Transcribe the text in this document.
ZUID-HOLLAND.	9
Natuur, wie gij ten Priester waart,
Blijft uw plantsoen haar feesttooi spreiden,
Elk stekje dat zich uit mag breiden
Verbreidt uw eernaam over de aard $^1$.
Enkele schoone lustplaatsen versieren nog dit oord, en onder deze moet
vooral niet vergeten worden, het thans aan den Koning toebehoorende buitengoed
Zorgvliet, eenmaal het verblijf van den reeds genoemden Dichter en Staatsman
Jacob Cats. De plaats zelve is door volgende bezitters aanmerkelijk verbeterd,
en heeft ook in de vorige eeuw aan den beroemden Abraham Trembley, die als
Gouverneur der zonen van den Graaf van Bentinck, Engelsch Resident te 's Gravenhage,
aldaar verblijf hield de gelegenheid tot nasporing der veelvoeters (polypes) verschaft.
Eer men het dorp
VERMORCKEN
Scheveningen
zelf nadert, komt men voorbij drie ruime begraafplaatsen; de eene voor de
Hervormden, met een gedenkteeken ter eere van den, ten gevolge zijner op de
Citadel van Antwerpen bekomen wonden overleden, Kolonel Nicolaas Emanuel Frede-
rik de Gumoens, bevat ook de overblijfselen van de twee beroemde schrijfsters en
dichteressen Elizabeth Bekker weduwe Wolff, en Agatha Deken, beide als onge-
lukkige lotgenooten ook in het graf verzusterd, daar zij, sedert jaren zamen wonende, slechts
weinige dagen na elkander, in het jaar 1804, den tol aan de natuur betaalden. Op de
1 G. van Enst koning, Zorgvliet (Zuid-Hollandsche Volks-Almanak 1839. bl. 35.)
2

● ● ● ●

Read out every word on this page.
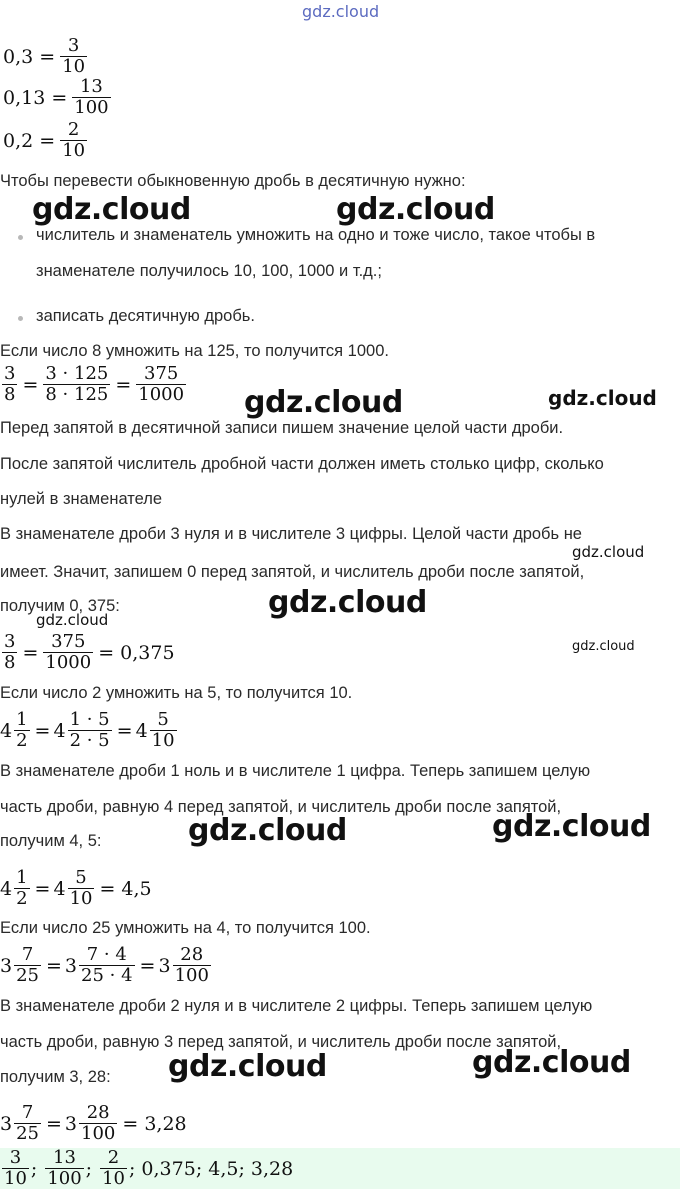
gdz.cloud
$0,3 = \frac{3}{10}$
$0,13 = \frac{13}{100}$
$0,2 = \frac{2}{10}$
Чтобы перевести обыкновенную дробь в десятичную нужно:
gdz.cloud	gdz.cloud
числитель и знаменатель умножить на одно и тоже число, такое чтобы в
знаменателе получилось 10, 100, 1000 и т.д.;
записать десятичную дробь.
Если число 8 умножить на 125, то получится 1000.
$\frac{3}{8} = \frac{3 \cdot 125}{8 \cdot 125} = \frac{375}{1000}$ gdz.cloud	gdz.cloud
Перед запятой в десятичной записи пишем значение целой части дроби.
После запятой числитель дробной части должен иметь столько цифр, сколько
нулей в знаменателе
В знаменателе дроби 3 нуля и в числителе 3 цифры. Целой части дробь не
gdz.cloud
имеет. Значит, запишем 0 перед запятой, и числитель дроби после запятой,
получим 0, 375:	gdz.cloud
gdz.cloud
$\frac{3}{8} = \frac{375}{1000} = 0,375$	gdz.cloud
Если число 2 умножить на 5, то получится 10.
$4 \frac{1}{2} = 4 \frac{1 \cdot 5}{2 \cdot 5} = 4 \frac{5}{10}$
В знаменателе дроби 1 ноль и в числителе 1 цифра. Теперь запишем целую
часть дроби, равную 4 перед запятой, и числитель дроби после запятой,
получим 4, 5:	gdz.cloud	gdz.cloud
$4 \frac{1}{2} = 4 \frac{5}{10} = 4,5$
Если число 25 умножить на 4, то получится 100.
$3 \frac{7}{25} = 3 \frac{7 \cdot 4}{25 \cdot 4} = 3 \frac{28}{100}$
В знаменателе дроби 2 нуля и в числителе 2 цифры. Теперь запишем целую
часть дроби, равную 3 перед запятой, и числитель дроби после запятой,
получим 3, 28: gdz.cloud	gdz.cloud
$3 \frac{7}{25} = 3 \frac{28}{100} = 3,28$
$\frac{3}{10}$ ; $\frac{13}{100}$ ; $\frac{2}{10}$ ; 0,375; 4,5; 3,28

● ● ● ●

**WHAT THE TASK ASKS:**
Search the listing above for the string "числитель". Copy every line that contains it.

**OUTPUT:**
числитель и знаменатель умножить на одно и тоже число, такое чтобы в
После запятой числитель дробной части должен иметь столько цифр, сколько
имеет. Значит, запишем 0 перед запятой, и числитель дроби после запятой,
часть дроби, равную 4 перед запятой, и числитель дроби после запятой,
часть дроби, равную 3 перед запятой, и числитель дроби после запятой,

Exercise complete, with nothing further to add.